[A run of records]
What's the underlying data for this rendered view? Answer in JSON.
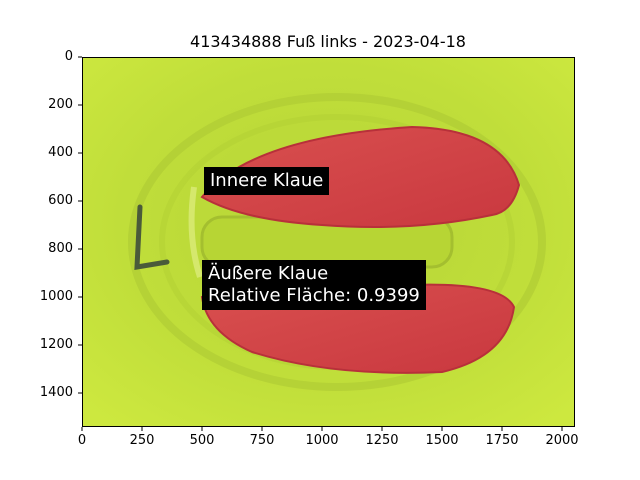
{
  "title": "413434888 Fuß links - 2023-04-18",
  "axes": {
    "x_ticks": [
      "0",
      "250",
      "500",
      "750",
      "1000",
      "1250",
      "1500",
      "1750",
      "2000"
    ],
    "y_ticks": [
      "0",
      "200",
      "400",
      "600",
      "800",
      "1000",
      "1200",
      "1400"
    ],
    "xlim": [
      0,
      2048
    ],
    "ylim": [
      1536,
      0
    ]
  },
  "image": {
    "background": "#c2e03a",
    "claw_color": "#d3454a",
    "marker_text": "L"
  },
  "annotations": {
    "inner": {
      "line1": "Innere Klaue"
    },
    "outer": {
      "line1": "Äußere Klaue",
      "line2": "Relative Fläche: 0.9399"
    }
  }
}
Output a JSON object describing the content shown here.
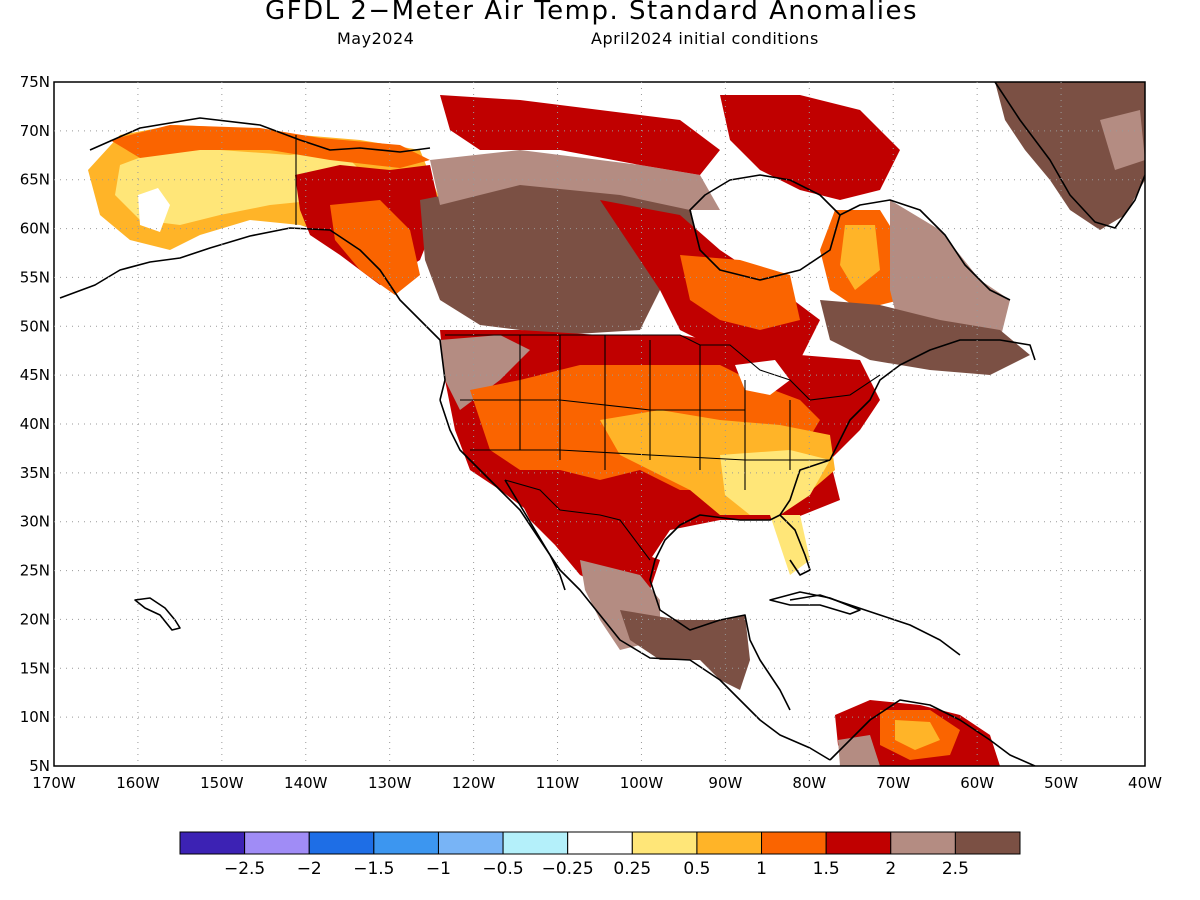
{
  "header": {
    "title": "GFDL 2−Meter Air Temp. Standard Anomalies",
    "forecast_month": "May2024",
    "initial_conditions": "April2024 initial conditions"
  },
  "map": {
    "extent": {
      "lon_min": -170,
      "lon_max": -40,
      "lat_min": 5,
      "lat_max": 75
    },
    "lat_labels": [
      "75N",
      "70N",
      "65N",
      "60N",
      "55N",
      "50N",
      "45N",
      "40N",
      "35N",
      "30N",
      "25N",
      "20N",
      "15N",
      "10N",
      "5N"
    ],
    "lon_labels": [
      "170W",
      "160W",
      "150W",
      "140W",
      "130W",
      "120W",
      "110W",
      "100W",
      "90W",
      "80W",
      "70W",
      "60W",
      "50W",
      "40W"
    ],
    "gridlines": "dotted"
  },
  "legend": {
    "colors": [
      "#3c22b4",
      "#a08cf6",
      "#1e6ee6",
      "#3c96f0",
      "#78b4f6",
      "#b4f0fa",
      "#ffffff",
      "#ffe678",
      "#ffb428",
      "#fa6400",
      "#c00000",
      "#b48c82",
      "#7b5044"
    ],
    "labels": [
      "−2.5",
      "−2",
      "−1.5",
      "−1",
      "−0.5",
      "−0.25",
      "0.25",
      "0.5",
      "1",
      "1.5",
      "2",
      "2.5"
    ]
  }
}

== TASK ==
Scan the material above. Return every line containing the string "JSON".

== EXERCISE RESULT ==
What's the underlying data for this rendered view? Answer in JSON.
Output a JSON object describing the content shown here.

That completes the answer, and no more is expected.